[Records contained in a dataset]
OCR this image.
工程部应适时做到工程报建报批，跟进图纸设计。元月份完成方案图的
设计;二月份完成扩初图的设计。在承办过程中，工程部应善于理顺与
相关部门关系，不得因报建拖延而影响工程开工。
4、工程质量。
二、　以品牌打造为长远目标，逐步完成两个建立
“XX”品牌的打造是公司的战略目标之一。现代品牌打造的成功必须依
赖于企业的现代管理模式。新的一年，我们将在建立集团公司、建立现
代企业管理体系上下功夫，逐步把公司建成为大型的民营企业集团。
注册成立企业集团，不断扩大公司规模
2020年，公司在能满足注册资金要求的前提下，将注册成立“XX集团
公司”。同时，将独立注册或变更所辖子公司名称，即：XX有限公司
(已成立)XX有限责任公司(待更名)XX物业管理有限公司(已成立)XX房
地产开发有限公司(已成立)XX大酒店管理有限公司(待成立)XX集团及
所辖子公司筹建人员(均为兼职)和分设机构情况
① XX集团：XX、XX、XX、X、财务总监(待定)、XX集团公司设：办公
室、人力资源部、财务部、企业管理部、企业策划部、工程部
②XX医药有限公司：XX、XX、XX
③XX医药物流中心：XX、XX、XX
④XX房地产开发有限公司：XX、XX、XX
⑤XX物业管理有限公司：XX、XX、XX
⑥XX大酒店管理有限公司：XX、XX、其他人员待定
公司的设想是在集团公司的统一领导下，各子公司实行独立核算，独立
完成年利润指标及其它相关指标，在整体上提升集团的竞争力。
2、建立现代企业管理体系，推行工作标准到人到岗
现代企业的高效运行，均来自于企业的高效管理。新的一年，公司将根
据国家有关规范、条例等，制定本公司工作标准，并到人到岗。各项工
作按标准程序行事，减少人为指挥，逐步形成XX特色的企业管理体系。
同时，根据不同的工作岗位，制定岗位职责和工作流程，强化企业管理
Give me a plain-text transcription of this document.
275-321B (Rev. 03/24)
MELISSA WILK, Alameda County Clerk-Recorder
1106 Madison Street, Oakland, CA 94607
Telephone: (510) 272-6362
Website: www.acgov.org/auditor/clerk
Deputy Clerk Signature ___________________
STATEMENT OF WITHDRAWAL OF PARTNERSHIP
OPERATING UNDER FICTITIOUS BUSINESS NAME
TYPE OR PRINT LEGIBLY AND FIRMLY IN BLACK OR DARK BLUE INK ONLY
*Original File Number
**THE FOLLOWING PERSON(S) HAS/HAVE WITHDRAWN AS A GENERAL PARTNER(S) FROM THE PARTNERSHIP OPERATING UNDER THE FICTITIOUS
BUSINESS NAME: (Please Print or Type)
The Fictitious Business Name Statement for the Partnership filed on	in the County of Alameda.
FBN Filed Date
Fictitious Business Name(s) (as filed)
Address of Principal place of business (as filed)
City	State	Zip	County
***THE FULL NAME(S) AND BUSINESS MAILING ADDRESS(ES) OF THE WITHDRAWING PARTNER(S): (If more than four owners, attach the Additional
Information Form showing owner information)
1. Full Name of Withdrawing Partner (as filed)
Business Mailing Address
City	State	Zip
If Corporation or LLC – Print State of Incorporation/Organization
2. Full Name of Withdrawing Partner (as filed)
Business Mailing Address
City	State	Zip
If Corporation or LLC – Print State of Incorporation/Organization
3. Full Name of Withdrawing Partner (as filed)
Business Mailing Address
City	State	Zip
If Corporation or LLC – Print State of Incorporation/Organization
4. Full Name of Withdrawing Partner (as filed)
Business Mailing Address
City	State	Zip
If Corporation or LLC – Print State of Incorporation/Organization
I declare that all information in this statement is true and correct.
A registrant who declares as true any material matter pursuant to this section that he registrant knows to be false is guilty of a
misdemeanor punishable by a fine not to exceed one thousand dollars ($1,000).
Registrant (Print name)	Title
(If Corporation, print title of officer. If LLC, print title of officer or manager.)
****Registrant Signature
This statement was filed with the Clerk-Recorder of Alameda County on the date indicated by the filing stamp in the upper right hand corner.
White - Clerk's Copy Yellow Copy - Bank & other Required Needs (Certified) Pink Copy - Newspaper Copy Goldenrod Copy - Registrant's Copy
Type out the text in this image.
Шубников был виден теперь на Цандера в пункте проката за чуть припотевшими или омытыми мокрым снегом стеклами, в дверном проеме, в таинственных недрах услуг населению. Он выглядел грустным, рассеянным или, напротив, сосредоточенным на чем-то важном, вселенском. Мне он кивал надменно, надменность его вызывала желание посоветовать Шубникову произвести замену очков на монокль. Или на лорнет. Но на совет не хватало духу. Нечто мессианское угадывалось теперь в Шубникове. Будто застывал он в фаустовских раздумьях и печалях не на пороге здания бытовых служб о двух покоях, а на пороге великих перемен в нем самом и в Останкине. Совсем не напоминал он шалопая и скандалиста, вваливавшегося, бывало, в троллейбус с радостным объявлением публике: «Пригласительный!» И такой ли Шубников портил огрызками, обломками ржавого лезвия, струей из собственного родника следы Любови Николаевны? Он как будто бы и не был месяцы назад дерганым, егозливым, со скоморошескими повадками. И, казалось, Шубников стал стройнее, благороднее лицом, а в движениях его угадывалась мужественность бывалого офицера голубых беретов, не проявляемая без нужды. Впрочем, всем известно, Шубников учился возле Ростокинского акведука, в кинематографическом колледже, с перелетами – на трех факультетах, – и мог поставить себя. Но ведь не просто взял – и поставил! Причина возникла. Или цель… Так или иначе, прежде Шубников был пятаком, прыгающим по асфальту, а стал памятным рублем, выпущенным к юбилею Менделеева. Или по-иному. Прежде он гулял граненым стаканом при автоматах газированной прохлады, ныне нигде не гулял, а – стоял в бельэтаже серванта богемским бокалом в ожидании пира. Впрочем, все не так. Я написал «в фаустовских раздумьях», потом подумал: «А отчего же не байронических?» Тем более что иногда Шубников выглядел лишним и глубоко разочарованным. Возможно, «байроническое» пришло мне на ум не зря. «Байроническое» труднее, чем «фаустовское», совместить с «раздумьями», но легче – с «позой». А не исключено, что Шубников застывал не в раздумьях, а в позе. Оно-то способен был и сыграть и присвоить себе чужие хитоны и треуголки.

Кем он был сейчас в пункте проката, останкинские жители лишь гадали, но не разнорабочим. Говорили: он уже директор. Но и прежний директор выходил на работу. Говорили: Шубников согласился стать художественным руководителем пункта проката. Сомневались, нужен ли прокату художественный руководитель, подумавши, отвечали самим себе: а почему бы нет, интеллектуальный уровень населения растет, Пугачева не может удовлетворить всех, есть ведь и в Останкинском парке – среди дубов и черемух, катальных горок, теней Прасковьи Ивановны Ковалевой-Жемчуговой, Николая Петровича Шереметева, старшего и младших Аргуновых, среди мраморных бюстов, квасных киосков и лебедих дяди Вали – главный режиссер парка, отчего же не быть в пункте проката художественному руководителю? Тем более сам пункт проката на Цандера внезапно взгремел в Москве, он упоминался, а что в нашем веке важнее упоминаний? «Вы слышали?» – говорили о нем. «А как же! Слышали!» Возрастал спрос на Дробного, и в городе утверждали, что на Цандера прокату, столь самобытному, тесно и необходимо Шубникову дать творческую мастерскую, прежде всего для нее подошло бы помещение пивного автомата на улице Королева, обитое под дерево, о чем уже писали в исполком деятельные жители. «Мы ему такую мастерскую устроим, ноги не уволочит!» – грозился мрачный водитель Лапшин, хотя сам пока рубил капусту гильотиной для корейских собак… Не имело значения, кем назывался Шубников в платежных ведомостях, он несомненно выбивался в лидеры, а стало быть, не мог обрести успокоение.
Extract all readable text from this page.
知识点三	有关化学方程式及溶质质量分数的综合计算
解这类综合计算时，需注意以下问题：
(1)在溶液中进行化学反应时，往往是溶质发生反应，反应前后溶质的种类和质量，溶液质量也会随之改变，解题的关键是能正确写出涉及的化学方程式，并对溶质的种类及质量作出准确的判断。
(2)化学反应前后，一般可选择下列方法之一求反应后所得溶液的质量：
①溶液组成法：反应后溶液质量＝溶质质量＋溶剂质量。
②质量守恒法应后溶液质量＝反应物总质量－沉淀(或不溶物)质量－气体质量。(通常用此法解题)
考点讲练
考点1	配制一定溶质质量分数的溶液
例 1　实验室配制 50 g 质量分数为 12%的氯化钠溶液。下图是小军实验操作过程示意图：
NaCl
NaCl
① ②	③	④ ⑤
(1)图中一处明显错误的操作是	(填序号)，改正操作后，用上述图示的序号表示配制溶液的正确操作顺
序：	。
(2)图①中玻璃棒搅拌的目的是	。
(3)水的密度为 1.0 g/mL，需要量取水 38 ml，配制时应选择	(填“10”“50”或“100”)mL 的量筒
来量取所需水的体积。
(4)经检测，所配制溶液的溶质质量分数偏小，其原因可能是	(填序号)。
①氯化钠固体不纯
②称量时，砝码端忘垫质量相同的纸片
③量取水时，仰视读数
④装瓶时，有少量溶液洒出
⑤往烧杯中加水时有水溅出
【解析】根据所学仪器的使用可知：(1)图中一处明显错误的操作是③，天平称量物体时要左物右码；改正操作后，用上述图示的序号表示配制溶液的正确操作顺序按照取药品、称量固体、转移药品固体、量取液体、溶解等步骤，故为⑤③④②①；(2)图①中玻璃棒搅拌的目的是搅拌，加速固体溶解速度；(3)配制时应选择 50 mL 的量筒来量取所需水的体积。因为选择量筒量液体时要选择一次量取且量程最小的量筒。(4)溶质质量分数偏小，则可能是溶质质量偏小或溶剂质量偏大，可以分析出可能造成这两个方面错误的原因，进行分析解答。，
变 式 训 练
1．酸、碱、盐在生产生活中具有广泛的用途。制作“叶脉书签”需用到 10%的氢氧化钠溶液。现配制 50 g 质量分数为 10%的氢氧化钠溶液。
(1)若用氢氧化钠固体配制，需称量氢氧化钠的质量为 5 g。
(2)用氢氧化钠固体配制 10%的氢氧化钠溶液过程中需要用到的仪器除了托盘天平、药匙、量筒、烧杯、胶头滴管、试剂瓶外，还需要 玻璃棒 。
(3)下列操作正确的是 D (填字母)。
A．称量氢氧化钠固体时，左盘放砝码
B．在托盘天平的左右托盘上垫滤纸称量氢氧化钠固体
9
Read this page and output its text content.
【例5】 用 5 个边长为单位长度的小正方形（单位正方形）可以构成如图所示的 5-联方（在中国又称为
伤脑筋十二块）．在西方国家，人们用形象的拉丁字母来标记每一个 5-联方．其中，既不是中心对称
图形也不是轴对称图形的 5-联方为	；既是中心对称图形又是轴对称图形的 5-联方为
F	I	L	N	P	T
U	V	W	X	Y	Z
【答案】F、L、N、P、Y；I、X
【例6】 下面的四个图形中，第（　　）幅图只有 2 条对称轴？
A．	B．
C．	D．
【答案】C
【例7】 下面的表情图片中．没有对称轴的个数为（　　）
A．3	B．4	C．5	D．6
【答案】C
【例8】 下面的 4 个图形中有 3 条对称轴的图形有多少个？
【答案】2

• **GIVEN INSTRUCTION**
Only the number is needed: state how many lines in the listing contain "Signature".

• **TASK RESPONSE**
2